[Data provided]
════
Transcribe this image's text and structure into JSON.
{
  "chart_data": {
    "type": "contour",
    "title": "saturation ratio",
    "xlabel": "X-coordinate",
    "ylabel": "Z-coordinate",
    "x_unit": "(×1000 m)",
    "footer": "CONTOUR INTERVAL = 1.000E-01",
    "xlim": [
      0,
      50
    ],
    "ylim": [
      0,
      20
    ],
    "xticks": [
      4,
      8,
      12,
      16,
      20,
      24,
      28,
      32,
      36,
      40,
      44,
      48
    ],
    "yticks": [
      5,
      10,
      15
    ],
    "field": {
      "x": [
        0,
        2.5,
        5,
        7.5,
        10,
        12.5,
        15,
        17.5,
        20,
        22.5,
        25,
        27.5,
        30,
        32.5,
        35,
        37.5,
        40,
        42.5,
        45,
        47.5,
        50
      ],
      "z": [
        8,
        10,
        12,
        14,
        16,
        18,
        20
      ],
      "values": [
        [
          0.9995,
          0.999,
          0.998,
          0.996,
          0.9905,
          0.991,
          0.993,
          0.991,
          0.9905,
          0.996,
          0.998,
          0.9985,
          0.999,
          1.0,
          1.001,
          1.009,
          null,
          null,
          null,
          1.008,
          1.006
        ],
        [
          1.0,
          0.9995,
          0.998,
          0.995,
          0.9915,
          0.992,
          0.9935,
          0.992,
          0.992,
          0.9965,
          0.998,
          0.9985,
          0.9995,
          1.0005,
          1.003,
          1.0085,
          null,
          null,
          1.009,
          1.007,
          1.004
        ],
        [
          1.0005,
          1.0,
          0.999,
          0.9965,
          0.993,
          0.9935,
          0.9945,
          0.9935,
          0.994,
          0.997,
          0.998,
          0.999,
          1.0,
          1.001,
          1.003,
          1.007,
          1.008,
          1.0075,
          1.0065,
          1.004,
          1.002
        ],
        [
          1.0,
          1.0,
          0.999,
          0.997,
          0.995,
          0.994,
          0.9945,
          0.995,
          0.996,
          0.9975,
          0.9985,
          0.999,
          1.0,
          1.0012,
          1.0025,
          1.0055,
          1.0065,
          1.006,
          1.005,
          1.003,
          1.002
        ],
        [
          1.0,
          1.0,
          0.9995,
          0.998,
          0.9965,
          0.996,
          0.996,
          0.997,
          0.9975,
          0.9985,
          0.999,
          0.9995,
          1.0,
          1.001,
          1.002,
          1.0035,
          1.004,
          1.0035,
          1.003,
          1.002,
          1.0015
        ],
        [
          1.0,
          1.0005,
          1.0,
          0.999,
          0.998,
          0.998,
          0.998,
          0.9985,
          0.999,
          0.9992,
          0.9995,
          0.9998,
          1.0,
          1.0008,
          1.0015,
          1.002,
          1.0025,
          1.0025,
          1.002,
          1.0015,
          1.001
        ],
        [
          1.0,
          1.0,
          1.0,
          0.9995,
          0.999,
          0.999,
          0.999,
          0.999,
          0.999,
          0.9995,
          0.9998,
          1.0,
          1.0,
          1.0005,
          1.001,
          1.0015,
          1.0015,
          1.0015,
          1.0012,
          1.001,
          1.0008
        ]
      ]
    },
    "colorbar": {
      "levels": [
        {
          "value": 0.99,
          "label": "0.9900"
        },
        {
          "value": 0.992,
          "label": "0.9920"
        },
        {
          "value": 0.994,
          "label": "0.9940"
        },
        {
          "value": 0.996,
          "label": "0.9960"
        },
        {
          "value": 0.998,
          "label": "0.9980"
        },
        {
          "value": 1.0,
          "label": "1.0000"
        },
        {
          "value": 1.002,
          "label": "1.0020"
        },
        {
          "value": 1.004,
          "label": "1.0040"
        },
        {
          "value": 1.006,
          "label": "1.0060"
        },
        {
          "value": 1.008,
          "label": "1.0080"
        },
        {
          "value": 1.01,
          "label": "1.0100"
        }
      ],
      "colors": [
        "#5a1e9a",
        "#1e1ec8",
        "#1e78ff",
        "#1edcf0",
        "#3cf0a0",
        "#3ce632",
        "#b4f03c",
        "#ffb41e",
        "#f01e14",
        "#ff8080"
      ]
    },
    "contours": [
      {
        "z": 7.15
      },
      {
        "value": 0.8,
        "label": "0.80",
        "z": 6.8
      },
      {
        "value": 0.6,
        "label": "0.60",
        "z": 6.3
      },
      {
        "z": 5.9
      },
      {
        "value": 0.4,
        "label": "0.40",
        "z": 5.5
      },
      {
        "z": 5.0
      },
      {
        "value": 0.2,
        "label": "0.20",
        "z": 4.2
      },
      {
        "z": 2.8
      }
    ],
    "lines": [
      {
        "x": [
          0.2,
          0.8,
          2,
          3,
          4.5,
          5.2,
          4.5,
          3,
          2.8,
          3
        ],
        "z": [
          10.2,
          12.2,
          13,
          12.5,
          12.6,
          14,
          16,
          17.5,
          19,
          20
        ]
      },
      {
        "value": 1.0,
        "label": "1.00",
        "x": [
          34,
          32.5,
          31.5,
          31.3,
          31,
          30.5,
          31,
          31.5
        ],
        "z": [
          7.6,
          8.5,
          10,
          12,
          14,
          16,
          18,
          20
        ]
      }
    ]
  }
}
════
Extract the full set of entries word for word.

[Solution for this task]
Transcribe this image's text and structure into JSON.
{
  "chart_data": {
    "type": "contour",
    "title": "saturation ratio",
    "xlabel": "X-coordinate",
    "ylabel": "Z-coordinate",
    "x_unit": "(×1000 m)",
    "footer": "CONTOUR INTERVAL = 1.000E-01",
    "xlim": [
      0,
      50
    ],
    "ylim": [
      0,
      20
    ],
    "xticks": [
      4,
      8,
      12,
      16,
      20,
      24,
      28,
      32,
      36,
      40,
      44,
      48
    ],
    "yticks": [
      5,
      10,
      15
    ],
    "field": {
      "x": [
        0,
        2.5,
        5,
        7.5,
        10,
        12.5,
        15,
        17.5,
        20,
        22.5,
        25,
        27.5,
        30,
        32.5,
        35,
        37.5,
        40,
        42.5,
        45,
        47.5,
        50
      ],
      "z": [
        8,
        10,
        12,
        14,
        16,
        18,
        20
      ],
      "values": [
        [
          0.9995,
          0.999,
          0.998,
          0.996,
          0.9905,
          0.991,
          0.993,
          0.991,
          0.9905,
          0.996,
          0.998,
          0.9985,
          0.999,
          1.0,
          1.001,
          1.009,
          null,
          null,
          null,
          1.008,
          1.006
        ],
        [
          1.0,
          0.9995,
          0.998,
          0.995,
          0.9915,
          0.992,
          0.9935,
          0.992,
          0.992,
          0.9965,
          0.998,
          0.9985,
          0.9995,
          1.0005,
          1.003,
          1.0085,
          null,
          null,
          1.009,
          1.007,
          1.004
        ],
        [
          1.0005,
          1.0,
          0.999,
          0.9965,
          0.993,
          0.9935,
          0.9945,
          0.9935,
          0.994,
          0.997,
          0.998,
          0.999,
          1.0,
          1.001,
          1.003,
          1.007,
          1.008,
          1.0075,
          1.0065,
          1.004,
          1.002
        ],
        [
          1.0,
          1.0,
          0.999,
          0.997,
          0.995,
          0.994,
          0.9945,
          0.995,
          0.996,
          0.9975,
          0.9985,
          0.999,
          1.0,
          1.0012,
          1.0025,
          1.0055,
          1.0065,
          1.006,
          1.005,
          1.003,
          1.002
        ],
        [
          1.0,
          1.0,
          0.9995,
          0.998,
          0.9965,
          0.996,
          0.996,
          0.997,
          0.9975,
          0.9985,
          0.999,
          0.9995,
          1.0,
          1.001,
          1.002,
          1.0035,
          1.004,
          1.0035,
          1.003,
          1.002,
          1.0015
        ],
        [
          1.0,
          1.0005,
          1.0,
          0.999,
          0.998,
          0.998,
          0.998,
          0.9985,
          0.999,
          0.9992,
          0.9995,
          0.9998,
          1.0,
          1.0008,
          1.0015,
          1.002,
          1.0025,
          1.0025,
          1.002,
          1.0015,
          1.001
        ],
        [
          1.0,
          1.0,
          1.0,
          0.9995,
          0.999,
          0.999,
          0.999,
          0.999,
          0.999,
          0.9995,
          0.9998,
          1.0,
          1.0,
          1.0005,
          1.001,
          1.0015,
          1.0015,
          1.0015,
          1.0012,
          1.001,
          1.0008
        ]
      ]
    },
    "colorbar": {
      "levels": [
        {
          "value": 0.99,
          "label": "0.9900"
        },
        {
          "value": 0.992,
          "label": "0.9920"
        },
        {
          "value": 0.994,
          "label": "0.9940"
        },
        {
          "value": 0.996,
          "label": "0.9960"
        },
        {
          "value": 0.998,
          "label": "0.9980"
        },
        {
          "value": 1.0,
          "label": "1.0000"
        },
        {
          "value": 1.002,
          "label": "1.0020"
        },
        {
          "value": 1.004,
          "label": "1.0040"
        },
        {
          "value": 1.006,
          "label": "1.0060"
        },
        {
          "value": 1.008,
          "label": "1.0080"
        },
        {
          "value": 1.01,
          "label": "1.0100"
        }
      ],
      "colors": [
        "#5a1e9a",
        "#1e1ec8",
        "#1e78ff",
        "#1edcf0",
        "#3cf0a0",
        "#3ce632",
        "#b4f03c",
        "#ffb41e",
        "#f01e14",
        "#ff8080"
      ]
    },
    "contours": [
      {
        "z": 7.15
      },
      {
        "value": 0.8,
        "label": "0.80",
        "z": 6.8
      },
      {
        "value": 0.6,
        "label": "0.60",
        "z": 6.3
      },
      {
        "z": 5.9
      },
      {
        "value": 0.4,
        "label": "0.40",
        "z": 5.5
      },
      {
        "z": 5.0
      },
      {
        "value": 0.2,
        "label": "0.20",
        "z": 4.2
      },
      {
        "z": 2.8
      }
    ],
    "lines": [
      {
        "x": [
          0.2,
          0.8,
          2,
          3,
          4.5,
          5.2,
          4.5,
          3,
          2.8,
          3
        ],
        "z": [
          10.2,
          12.2,
          13,
          12.5,
          12.6,
          14,
          16,
          17.5,
          19,
          20
        ]
      },
      {
        "value": 1.0,
        "label": "1.00",
        "x": [
          34,
          32.5,
          31.5,
          31.3,
          31,
          30.5,
          31,
          31.5
        ],
        "z": [
          7.6,
          8.5,
          10,
          12,
          14,
          16,
          18,
          20
        ]
      }
    ]
  }
}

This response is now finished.